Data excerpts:
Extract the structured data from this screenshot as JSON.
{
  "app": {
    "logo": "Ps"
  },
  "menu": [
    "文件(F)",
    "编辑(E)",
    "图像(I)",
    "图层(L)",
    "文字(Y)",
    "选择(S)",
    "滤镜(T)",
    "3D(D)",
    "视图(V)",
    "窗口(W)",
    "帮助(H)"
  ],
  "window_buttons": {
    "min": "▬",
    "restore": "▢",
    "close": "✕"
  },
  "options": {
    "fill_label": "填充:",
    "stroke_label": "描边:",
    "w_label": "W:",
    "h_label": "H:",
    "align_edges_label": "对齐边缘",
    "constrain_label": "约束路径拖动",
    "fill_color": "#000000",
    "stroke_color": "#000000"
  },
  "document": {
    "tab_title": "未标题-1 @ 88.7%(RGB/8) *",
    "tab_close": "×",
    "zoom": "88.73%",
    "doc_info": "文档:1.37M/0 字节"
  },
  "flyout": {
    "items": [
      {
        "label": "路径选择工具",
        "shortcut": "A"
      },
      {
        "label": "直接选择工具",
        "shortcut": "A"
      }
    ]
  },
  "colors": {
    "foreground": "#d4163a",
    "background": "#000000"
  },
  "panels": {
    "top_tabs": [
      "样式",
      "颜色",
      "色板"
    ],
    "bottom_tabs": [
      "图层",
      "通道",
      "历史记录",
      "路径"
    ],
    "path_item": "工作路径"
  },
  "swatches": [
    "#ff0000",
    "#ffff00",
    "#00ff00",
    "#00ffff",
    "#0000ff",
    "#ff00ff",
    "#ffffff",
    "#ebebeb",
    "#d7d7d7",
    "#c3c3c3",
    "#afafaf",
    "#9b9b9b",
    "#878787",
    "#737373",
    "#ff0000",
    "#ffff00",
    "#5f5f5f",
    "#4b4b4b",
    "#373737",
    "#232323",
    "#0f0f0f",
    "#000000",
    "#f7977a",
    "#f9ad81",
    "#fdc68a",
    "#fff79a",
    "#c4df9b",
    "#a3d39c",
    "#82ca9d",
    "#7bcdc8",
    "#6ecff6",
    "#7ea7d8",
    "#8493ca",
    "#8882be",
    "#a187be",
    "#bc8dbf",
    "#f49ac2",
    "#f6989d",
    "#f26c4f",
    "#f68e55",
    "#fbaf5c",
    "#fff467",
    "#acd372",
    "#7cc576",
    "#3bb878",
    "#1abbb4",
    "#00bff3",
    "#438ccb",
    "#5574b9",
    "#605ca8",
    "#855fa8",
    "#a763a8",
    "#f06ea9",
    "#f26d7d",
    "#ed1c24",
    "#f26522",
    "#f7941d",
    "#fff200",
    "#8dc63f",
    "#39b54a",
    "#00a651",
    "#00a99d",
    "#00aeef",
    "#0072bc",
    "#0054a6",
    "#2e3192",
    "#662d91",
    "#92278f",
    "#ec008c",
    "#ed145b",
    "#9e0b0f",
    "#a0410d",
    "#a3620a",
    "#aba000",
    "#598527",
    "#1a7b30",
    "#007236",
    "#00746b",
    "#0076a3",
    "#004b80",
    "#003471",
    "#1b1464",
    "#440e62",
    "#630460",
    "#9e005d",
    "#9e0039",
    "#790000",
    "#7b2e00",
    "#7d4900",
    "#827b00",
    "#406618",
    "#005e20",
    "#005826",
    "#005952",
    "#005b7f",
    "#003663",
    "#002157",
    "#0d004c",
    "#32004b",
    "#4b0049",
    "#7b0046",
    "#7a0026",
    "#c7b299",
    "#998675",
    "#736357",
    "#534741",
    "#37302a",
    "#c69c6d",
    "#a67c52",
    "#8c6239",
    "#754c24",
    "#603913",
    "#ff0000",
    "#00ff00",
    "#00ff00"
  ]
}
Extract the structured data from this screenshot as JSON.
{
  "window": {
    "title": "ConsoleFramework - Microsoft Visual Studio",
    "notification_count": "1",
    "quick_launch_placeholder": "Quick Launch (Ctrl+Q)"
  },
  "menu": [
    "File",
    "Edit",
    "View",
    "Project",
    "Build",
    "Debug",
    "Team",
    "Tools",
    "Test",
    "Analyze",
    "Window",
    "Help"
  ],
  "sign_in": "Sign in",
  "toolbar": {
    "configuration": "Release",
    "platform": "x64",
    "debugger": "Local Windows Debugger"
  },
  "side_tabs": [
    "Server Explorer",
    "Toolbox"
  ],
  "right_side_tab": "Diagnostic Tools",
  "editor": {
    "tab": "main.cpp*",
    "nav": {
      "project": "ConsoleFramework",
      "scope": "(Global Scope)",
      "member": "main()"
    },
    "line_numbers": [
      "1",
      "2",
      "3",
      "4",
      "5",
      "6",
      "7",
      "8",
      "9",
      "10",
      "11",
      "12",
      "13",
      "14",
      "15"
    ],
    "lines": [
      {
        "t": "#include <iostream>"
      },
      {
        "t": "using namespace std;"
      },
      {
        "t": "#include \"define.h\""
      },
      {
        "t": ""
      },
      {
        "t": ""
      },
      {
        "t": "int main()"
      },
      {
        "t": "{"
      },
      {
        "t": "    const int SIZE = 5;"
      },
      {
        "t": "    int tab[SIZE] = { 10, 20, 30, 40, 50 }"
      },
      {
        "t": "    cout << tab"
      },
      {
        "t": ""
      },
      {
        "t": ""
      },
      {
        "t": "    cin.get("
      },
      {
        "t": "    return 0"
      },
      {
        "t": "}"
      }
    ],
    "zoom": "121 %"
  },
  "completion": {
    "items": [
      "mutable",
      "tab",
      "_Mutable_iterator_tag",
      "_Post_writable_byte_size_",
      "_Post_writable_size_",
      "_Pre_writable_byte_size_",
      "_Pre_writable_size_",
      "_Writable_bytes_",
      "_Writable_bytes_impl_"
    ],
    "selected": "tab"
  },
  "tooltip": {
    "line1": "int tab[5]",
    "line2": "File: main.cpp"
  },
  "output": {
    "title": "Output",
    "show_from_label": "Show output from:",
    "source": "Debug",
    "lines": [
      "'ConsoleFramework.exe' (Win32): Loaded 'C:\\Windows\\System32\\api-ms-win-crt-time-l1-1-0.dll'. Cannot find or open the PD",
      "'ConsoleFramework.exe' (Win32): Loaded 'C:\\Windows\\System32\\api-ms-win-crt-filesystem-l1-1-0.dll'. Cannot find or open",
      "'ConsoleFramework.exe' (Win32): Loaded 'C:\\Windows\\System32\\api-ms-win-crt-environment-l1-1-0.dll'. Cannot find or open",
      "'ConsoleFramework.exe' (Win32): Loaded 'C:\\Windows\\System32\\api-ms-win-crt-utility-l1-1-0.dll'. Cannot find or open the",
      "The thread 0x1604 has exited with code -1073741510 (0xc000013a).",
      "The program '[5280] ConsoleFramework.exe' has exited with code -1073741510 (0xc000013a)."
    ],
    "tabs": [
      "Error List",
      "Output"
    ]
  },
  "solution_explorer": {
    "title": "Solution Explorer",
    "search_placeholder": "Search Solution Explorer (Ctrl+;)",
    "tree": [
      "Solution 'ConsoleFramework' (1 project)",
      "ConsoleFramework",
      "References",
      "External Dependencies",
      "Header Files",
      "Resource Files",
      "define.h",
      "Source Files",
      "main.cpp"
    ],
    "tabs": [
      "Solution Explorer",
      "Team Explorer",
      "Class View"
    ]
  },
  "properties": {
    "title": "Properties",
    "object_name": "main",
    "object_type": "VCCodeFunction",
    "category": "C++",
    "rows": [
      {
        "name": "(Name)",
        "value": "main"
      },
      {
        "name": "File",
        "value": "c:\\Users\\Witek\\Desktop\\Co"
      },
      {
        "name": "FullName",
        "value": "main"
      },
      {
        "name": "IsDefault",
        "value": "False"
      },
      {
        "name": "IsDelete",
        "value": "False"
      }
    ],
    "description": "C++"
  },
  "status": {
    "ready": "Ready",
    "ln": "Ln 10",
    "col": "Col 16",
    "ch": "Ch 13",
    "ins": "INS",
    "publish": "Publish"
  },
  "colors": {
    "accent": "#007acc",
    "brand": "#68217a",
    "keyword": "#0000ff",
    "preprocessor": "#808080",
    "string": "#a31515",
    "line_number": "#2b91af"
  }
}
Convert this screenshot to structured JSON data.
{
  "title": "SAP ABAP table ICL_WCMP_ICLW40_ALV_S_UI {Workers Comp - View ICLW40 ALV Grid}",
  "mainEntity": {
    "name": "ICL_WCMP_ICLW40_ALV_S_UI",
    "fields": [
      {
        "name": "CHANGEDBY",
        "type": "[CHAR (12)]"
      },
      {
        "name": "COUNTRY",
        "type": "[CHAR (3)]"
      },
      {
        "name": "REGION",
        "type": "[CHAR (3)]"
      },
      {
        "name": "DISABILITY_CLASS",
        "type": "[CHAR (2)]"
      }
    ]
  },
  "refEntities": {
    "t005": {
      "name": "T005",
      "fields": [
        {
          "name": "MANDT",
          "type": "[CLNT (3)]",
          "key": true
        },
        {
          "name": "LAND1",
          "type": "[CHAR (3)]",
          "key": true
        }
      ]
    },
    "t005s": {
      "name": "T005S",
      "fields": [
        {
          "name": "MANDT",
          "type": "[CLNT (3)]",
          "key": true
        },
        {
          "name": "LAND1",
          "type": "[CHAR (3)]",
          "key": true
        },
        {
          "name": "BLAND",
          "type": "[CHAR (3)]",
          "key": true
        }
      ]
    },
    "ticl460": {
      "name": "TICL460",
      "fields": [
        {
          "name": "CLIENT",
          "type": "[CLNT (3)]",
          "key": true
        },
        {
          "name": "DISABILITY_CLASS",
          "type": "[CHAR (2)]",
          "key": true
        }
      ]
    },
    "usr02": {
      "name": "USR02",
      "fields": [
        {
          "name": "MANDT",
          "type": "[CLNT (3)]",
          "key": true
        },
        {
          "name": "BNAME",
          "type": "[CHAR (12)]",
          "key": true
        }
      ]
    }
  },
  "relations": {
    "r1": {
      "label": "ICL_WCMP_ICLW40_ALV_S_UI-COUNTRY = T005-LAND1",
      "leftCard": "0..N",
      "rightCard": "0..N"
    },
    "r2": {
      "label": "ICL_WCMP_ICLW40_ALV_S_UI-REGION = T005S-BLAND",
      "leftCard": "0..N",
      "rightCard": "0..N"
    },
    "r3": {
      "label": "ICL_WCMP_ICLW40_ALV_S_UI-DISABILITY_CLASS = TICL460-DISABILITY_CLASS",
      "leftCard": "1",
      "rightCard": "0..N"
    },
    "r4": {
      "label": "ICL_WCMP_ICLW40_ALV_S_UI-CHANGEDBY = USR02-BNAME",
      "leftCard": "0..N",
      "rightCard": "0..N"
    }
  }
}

— TASK REQUIREMENTS —
Copy all lines from the material that include "Cannot".

— FINISHED ANSWER —
      "'ConsoleFramework.exe' (Win32): Loaded 'C:\\Windows\\System32\\api-ms-win-crt-time-l1-1-0.dll'. Cannot find or open the PD",
      "'ConsoleFramework.exe' (Win32): Loaded 'C:\\Windows\\System32\\api-ms-win-crt-filesystem-l1-1-0.dll'. Cannot find or open",
      "'ConsoleFramework.exe' (Win32): Loaded 'C:\\Windows\\System32\\api-ms-win-crt-environment-l1-1-0.dll'. Cannot find or open",
      "'ConsoleFramework.exe' (Win32): Loaded 'C:\\Windows\\System32\\api-ms-win-crt-utility-l1-1-0.dll'. Cannot find or open the",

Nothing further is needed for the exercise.